/---
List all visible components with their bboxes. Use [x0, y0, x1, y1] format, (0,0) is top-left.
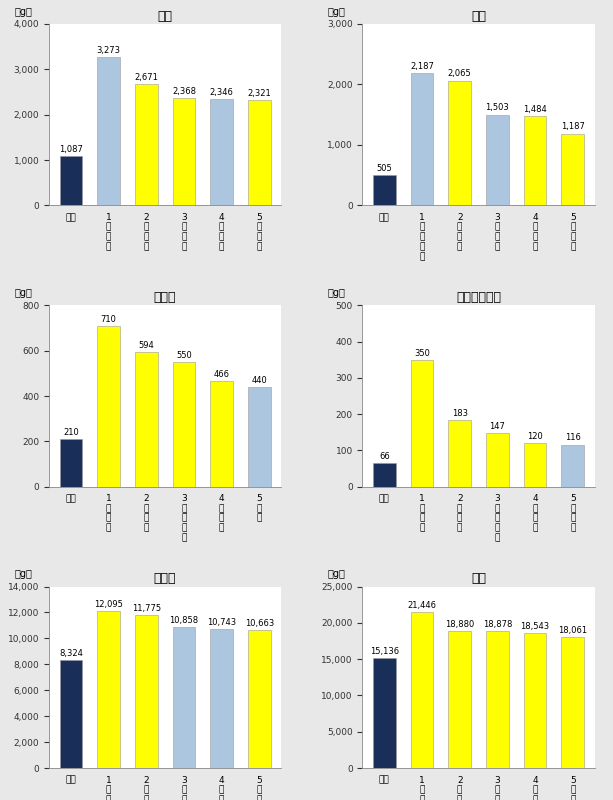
Bar: [135, 615, 158, 768]
Bar: [248, 100, 271, 206]
Bar: [59, 660, 82, 768]
Text: 183: 183: [452, 409, 468, 418]
Bar: [524, 634, 546, 768]
Text: 147: 147: [489, 422, 505, 431]
Bar: [562, 637, 584, 768]
Text: 8,324: 8,324: [59, 649, 83, 658]
Bar: [448, 81, 471, 206]
Bar: [411, 73, 433, 206]
Bar: [97, 57, 120, 206]
Text: 18,878: 18,878: [482, 620, 512, 629]
Bar: [135, 352, 158, 486]
Text: 10,663: 10,663: [245, 618, 274, 628]
Text: 21,446: 21,446: [408, 601, 436, 610]
Title: 干ししいたけ: 干ししいたけ: [456, 291, 501, 304]
Title: 食用油: 食用油: [154, 572, 177, 586]
Bar: [448, 631, 471, 768]
Bar: [373, 658, 395, 768]
Text: 2,187: 2,187: [410, 62, 434, 71]
Bar: [562, 445, 584, 486]
Text: 18,543: 18,543: [520, 622, 550, 631]
Title: あじ: あじ: [158, 10, 173, 23]
Bar: [210, 629, 233, 768]
Text: 116: 116: [565, 434, 581, 442]
Text: （g）: （g）: [327, 570, 346, 579]
Bar: [373, 175, 395, 206]
Text: 466: 466: [214, 370, 230, 379]
Bar: [562, 134, 584, 206]
Text: 15,136: 15,136: [370, 647, 399, 656]
Bar: [97, 326, 120, 486]
Bar: [173, 362, 196, 486]
Text: （g）: （g）: [14, 570, 32, 579]
Bar: [173, 98, 196, 206]
Text: 18,880: 18,880: [445, 620, 474, 629]
Text: 350: 350: [414, 349, 430, 358]
Bar: [486, 434, 509, 486]
Text: 1,503: 1,503: [485, 103, 509, 112]
Bar: [486, 114, 509, 206]
Text: 2,368: 2,368: [172, 87, 196, 96]
Title: 鷄肉: 鷄肉: [471, 572, 486, 586]
Text: 1,484: 1,484: [523, 105, 547, 114]
Bar: [173, 627, 196, 768]
Bar: [524, 116, 546, 206]
Text: 12,095: 12,095: [94, 600, 123, 609]
Text: （g）: （g）: [14, 288, 32, 298]
Bar: [248, 630, 271, 768]
Bar: [135, 84, 158, 206]
Text: 710: 710: [101, 314, 116, 323]
Text: 550: 550: [176, 350, 192, 360]
Text: 120: 120: [527, 432, 543, 441]
Bar: [210, 381, 233, 486]
Bar: [411, 612, 433, 768]
Text: 10,743: 10,743: [207, 618, 236, 626]
Text: （g）: （g）: [14, 6, 32, 17]
Text: 440: 440: [251, 376, 267, 385]
Bar: [97, 611, 120, 768]
Text: 2,671: 2,671: [134, 73, 158, 82]
Text: 505: 505: [376, 164, 392, 173]
Text: 210: 210: [63, 428, 79, 437]
Bar: [59, 156, 82, 206]
Text: 3,273: 3,273: [97, 46, 121, 55]
Text: 1,087: 1,087: [59, 145, 83, 154]
Text: 2,321: 2,321: [248, 89, 271, 98]
Title: 煮干し: 煮干し: [154, 291, 177, 304]
Bar: [411, 360, 433, 486]
Text: 11,775: 11,775: [132, 604, 161, 613]
Text: 2,346: 2,346: [210, 88, 234, 97]
Text: （g）: （g）: [327, 6, 346, 17]
Text: 10,858: 10,858: [169, 616, 199, 625]
Bar: [59, 439, 82, 486]
Text: 18,061: 18,061: [558, 626, 587, 634]
Text: 2,065: 2,065: [448, 70, 471, 78]
Bar: [448, 420, 471, 486]
Text: 66: 66: [379, 452, 390, 461]
Bar: [210, 99, 233, 206]
Text: （g）: （g）: [327, 288, 346, 298]
Bar: [524, 443, 546, 486]
Text: 1,187: 1,187: [561, 122, 585, 131]
Bar: [486, 631, 509, 768]
Bar: [248, 387, 271, 486]
Bar: [373, 462, 395, 486]
Title: たい: たい: [471, 10, 486, 23]
Text: 594: 594: [139, 341, 154, 350]
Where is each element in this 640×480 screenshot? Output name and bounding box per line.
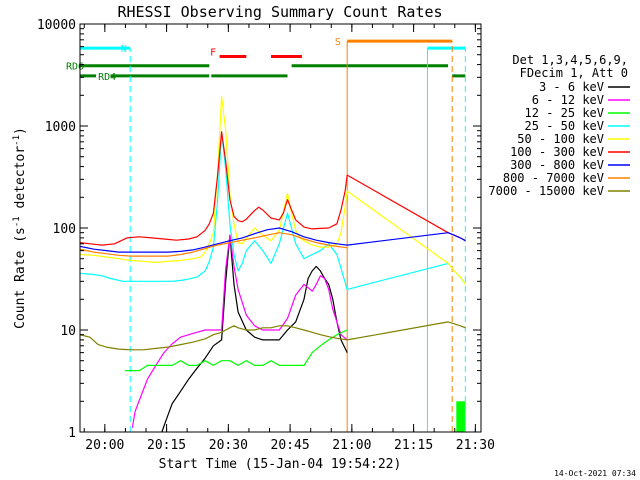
\---
» Objective
Quote every line of the listing above word for word, omitting the pictures.

» Solution to the exercise
List all visible components with their bboxes. Use [x0, y0, x1, y1] format, (0,0) is top-left.
Bar: [135, 615, 158, 768]
Bar: [248, 100, 271, 206]
Bar: [59, 660, 82, 768]
Text: 183: 183: [452, 409, 468, 418]
Bar: [524, 634, 546, 768]
Text: 147: 147: [489, 422, 505, 431]
Bar: [562, 637, 584, 768]
Text: 8,324: 8,324: [59, 649, 83, 658]
Bar: [448, 81, 471, 206]
Bar: [411, 73, 433, 206]
Bar: [97, 57, 120, 206]
Text: 18,878: 18,878: [482, 620, 512, 629]
Bar: [135, 352, 158, 486]
Text: 10,663: 10,663: [245, 618, 274, 628]
Text: 21,446: 21,446: [408, 601, 436, 610]
Title: 干ししいたけ: 干ししいたけ: [456, 291, 501, 304]
Title: 食用油: 食用油: [154, 572, 177, 586]
Bar: [448, 631, 471, 768]
Bar: [373, 658, 395, 768]
Text: 2,187: 2,187: [410, 62, 434, 71]
Bar: [562, 445, 584, 486]
Text: 18,543: 18,543: [520, 622, 550, 631]
Title: あじ: あじ: [158, 10, 173, 23]
Bar: [210, 629, 233, 768]
Text: 116: 116: [565, 434, 581, 442]
Text: （g）: （g）: [327, 570, 346, 579]
Bar: [373, 175, 395, 206]
Text: 466: 466: [214, 370, 230, 379]
Bar: [562, 134, 584, 206]
Text: 15,136: 15,136: [370, 647, 399, 656]
Bar: [97, 326, 120, 486]
Bar: [173, 362, 196, 486]
Text: （g）: （g）: [14, 570, 32, 579]
Bar: [173, 98, 196, 206]
Text: 18,880: 18,880: [445, 620, 474, 629]
Text: 350: 350: [414, 349, 430, 358]
Bar: [486, 434, 509, 486]
Text: 1,503: 1,503: [485, 103, 509, 112]
Bar: [486, 114, 509, 206]
Text: 2,368: 2,368: [172, 87, 196, 96]
Title: 鷄肉: 鷄肉: [471, 572, 486, 586]
Text: 1,484: 1,484: [523, 105, 547, 114]
Bar: [173, 627, 196, 768]
Bar: [524, 116, 546, 206]
Text: 12,095: 12,095: [94, 600, 123, 609]
Text: （g）: （g）: [14, 288, 32, 298]
Bar: [248, 630, 271, 768]
Bar: [135, 84, 158, 206]
Text: 710: 710: [101, 314, 116, 323]
Text: 550: 550: [176, 350, 192, 360]
Text: 120: 120: [527, 432, 543, 441]
Bar: [210, 381, 233, 486]
Bar: [411, 612, 433, 768]
Text: 10,743: 10,743: [207, 618, 236, 626]
Text: （g）: （g）: [14, 6, 32, 17]
Text: 440: 440: [251, 376, 267, 385]
Bar: [97, 611, 120, 768]
Text: 2,671: 2,671: [134, 73, 158, 82]
Text: 505: 505: [376, 164, 392, 173]
Text: 210: 210: [63, 428, 79, 437]
Bar: [59, 156, 82, 206]
Text: 3,273: 3,273: [97, 46, 121, 55]
Text: 1,087: 1,087: [59, 145, 83, 154]
Text: 2,321: 2,321: [248, 89, 271, 98]
Title: 煮干し: 煮干し: [154, 291, 177, 304]
Bar: [411, 360, 433, 486]
Text: 11,775: 11,775: [132, 604, 161, 613]
Text: 2,346: 2,346: [210, 88, 234, 97]
Text: （g）: （g）: [327, 6, 346, 17]
Text: 10,858: 10,858: [169, 616, 199, 625]
Bar: [59, 439, 82, 486]
Text: 18,061: 18,061: [558, 626, 587, 634]
Text: 2,065: 2,065: [448, 70, 471, 78]
Bar: [448, 420, 471, 486]
Text: 66: 66: [379, 452, 390, 461]
Bar: [210, 99, 233, 206]
Text: （g）: （g）: [327, 288, 346, 298]
Bar: [524, 443, 546, 486]
Text: 1,187: 1,187: [561, 122, 585, 131]
Bar: [486, 631, 509, 768]
Bar: [248, 387, 271, 486]
Bar: [373, 462, 395, 486]
Title: たい: たい: [471, 10, 486, 23]
Text: 594: 594: [139, 341, 154, 350]
Where is each element in this 640×480 screenshot? Output name and bounding box per line.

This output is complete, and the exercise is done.